▶ _DATA EXTRACT_:
--- begin ---
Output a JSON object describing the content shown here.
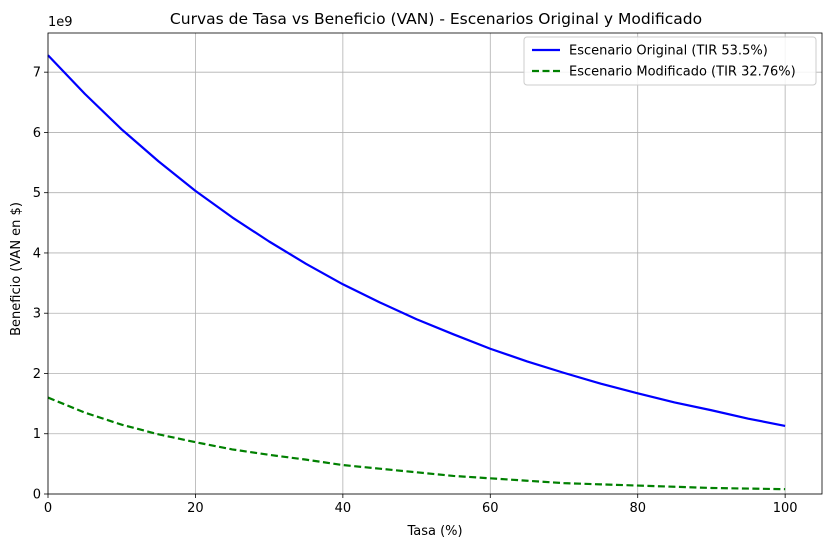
{
  "chart_data": {
    "type": "line",
    "title": "Curvas de Tasa vs Beneficio (VAN) - Escenarios Original y Modificado",
    "xlabel": "Tasa (%)",
    "ylabel": "Beneficio (VAN en $)",
    "y_offset_label": "1e9",
    "xlim": [
      0,
      105
    ],
    "ylim": [
      0,
      7.65
    ],
    "y_multiplier": 1000000000,
    "x_ticks": [
      0,
      20,
      40,
      60,
      80,
      100
    ],
    "y_ticks": [
      0,
      1,
      2,
      3,
      4,
      5,
      6,
      7
    ],
    "grid": true,
    "legend_position": "top-right",
    "x": [
      0,
      5,
      10,
      15,
      20,
      25,
      30,
      35,
      40,
      45,
      50,
      55,
      60,
      65,
      70,
      75,
      80,
      85,
      90,
      95,
      100
    ],
    "series": [
      {
        "name": "Escenario Original (TIR 53.5%)",
        "color": "#0000ff",
        "style": "solid",
        "values": [
          7.28,
          6.64,
          6.05,
          5.52,
          5.03,
          4.59,
          4.19,
          3.82,
          3.48,
          3.18,
          2.9,
          2.65,
          2.41,
          2.2,
          2.01,
          1.83,
          1.67,
          1.52,
          1.39,
          1.25,
          1.13
        ]
      },
      {
        "name": "Escenario Modificado (TIR 32.76%)",
        "color": "#008000",
        "style": "dashed",
        "values": [
          1.6,
          1.35,
          1.15,
          0.99,
          0.86,
          0.74,
          0.65,
          0.57,
          0.48,
          0.42,
          0.36,
          0.3,
          0.26,
          0.22,
          0.18,
          0.16,
          0.14,
          0.12,
          0.1,
          0.09,
          0.08
        ]
      }
    ]
  }
}
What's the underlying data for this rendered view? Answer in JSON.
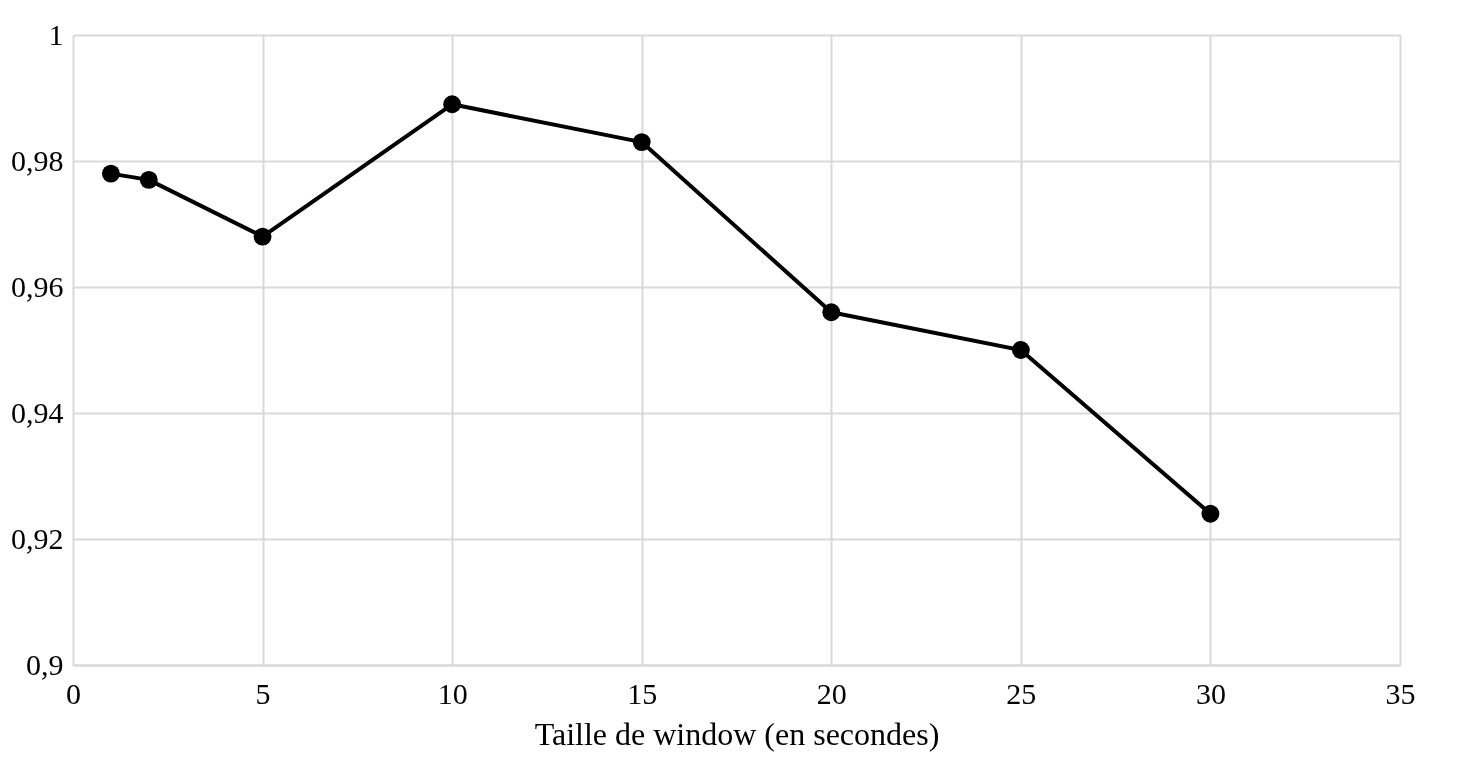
{
  "chart_data": {
    "type": "line",
    "xlabel": "Taille de window (en secondes)",
    "x": [
      1,
      2,
      5,
      10,
      15,
      20,
      25,
      30
    ],
    "series": [
      {
        "color": "#000000",
        "values": [
          0.978,
          0.977,
          0.968,
          0.989,
          0.983,
          0.956,
          0.95,
          0.924
        ]
      }
    ],
    "xlim": [
      0,
      35
    ],
    "xticks": [
      0,
      5,
      10,
      15,
      20,
      25,
      30,
      35
    ],
    "ylim": [
      0.9,
      1
    ],
    "yticks": [
      {
        "value": 0.9,
        "label": "0,9"
      },
      {
        "value": 0.92,
        "label": "0,92"
      },
      {
        "value": 0.94,
        "label": "0,94"
      },
      {
        "value": 0.96,
        "label": "0,96"
      },
      {
        "value": 0.98,
        "label": "0,98"
      },
      1
    ],
    "grid": true,
    "marker": "circle",
    "line_style": "solid"
  }
}
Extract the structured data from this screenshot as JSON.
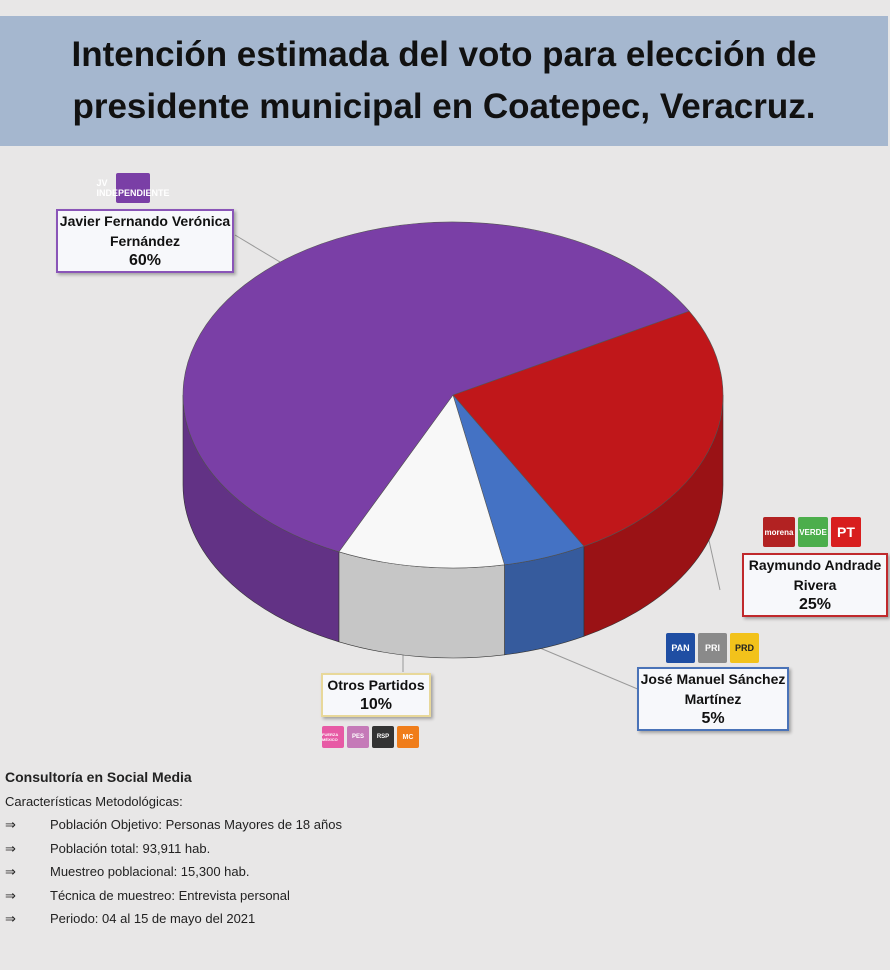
{
  "title": "Intención estimada del voto para elección de presidente municipal en Coatepec, Veracruz.",
  "chart_data": {
    "type": "pie",
    "title": "Intención estimada del voto para elección de presidente municipal en Coatepec, Veracruz.",
    "slices": [
      {
        "name": "Raymundo Andrade Rivera",
        "value": 25,
        "label": "25%",
        "color": "#c0171a",
        "parties": [
          "morena",
          "VERDE",
          "PT"
        ]
      },
      {
        "name": "José Manuel Sánchez Martínez",
        "value": 5,
        "label": "5%",
        "color": "#4472c4",
        "parties": [
          "PAN",
          "PRI",
          "PRD"
        ]
      },
      {
        "name": "Otros Partidos",
        "value": 10,
        "label": "10%",
        "color": "#f8f8f8",
        "parties": [
          "FUERZA MÉXICO",
          "PES",
          "RSP",
          "MC"
        ]
      },
      {
        "name": "Javier Fernando Verónica Fernández",
        "value": 60,
        "label": "60%",
        "color": "#7a3fa6",
        "parties": [
          "JV INDEPENDIENTE"
        ]
      }
    ]
  },
  "footer": {
    "heading": "Consultoría en Social Media",
    "subheading": "Características Metodológicas:",
    "arrow": "⇒",
    "items": [
      "Población Objetivo: Personas Mayores de 18 años",
      "Población total:  93,911 hab.",
      "Muestreo poblacional: 15,300 hab.",
      "Técnica de muestreo: Entrevista personal",
      "Periodo:  04 al 15 de mayo del 2021"
    ]
  }
}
--- end ---
Pictures in the records above are not copied; print everything else exactly.

Output a JSON object describing the content shown here.
{
  "chart_data": {
    "type": "line",
    "title": "Curvas de Tasa vs Beneficio (VAN) - Escenarios Original y Modificado",
    "xlabel": "Tasa (%)",
    "ylabel": "Beneficio (VAN en $)",
    "y_offset_label": "1e9",
    "xlim": [
      0,
      105
    ],
    "ylim": [
      0,
      7.65
    ],
    "y_multiplier": 1000000000,
    "x_ticks": [
      0,
      20,
      40,
      60,
      80,
      100
    ],
    "y_ticks": [
      0,
      1,
      2,
      3,
      4,
      5,
      6,
      7
    ],
    "grid": true,
    "legend_position": "top-right",
    "x": [
      0,
      5,
      10,
      15,
      20,
      25,
      30,
      35,
      40,
      45,
      50,
      55,
      60,
      65,
      70,
      75,
      80,
      85,
      90,
      95,
      100
    ],
    "series": [
      {
        "name": "Escenario Original (TIR 53.5%)",
        "color": "#0000ff",
        "style": "solid",
        "values": [
          7.28,
          6.64,
          6.05,
          5.52,
          5.03,
          4.59,
          4.19,
          3.82,
          3.48,
          3.18,
          2.9,
          2.65,
          2.41,
          2.2,
          2.01,
          1.83,
          1.67,
          1.52,
          1.39,
          1.25,
          1.13
        ]
      },
      {
        "name": "Escenario Modificado (TIR 32.76%)",
        "color": "#008000",
        "style": "dashed",
        "values": [
          1.6,
          1.35,
          1.15,
          0.99,
          0.86,
          0.74,
          0.65,
          0.57,
          0.48,
          0.42,
          0.36,
          0.3,
          0.26,
          0.22,
          0.18,
          0.16,
          0.14,
          0.12,
          0.1,
          0.09,
          0.08
        ]
      }
    ]
  }
}
What's the underlying data for this rendered view? Answer in JSON.
{
  "chart_data": {
    "type": "line",
    "xlabel": "Taille de window (en secondes)",
    "x": [
      1,
      2,
      5,
      10,
      15,
      20,
      25,
      30
    ],
    "series": [
      {
        "color": "#000000",
        "values": [
          0.978,
          0.977,
          0.968,
          0.989,
          0.983,
          0.956,
          0.95,
          0.924
        ]
      }
    ],
    "xlim": [
      0,
      35
    ],
    "xticks": [
      0,
      5,
      10,
      15,
      20,
      25,
      30,
      35
    ],
    "ylim": [
      0.9,
      1
    ],
    "yticks": [
      {
        "value": 0.9,
        "label": "0,9"
      },
      {
        "value": 0.92,
        "label": "0,92"
      },
      {
        "value": 0.94,
        "label": "0,94"
      },
      {
        "value": 0.96,
        "label": "0,96"
      },
      {
        "value": 0.98,
        "label": "0,98"
      },
      1
    ],
    "grid": true,
    "marker": "circle",
    "line_style": "solid"
  }
}
Extract the structured data from this screenshot as JSON.
{
  "title": "Intención estimada del voto para elección de presidente municipal en Coatepec, Veracruz.",
  "chart_data": {
    "type": "pie",
    "title": "Intención estimada del voto para elección de presidente municipal en Coatepec, Veracruz.",
    "slices": [
      {
        "name": "Raymundo Andrade Rivera",
        "value": 25,
        "label": "25%",
        "color": "#c0171a",
        "parties": [
          "morena",
          "VERDE",
          "PT"
        ]
      },
      {
        "name": "José Manuel Sánchez Martínez",
        "value": 5,
        "label": "5%",
        "color": "#4472c4",
        "parties": [
          "PAN",
          "PRI",
          "PRD"
        ]
      },
      {
        "name": "Otros Partidos",
        "value": 10,
        "label": "10%",
        "color": "#f8f8f8",
        "parties": [
          "FUERZA MÉXICO",
          "PES",
          "RSP",
          "MC"
        ]
      },
      {
        "name": "Javier Fernando Verónica Fernández",
        "value": 60,
        "label": "60%",
        "color": "#7a3fa6",
        "parties": [
          "JV INDEPENDIENTE"
        ]
      }
    ]
  },
  "footer": {
    "heading": "Consultoría en Social Media",
    "subheading": "Características Metodológicas:",
    "arrow": "⇒",
    "items": [
      "Población Objetivo: Personas Mayores de 18 años",
      "Población total:  93,911 hab.",
      "Muestreo poblacional: 15,300 hab.",
      "Técnica de muestreo: Entrevista personal",
      "Periodo:  04 al 15 de mayo del 2021"
    ]
  }
}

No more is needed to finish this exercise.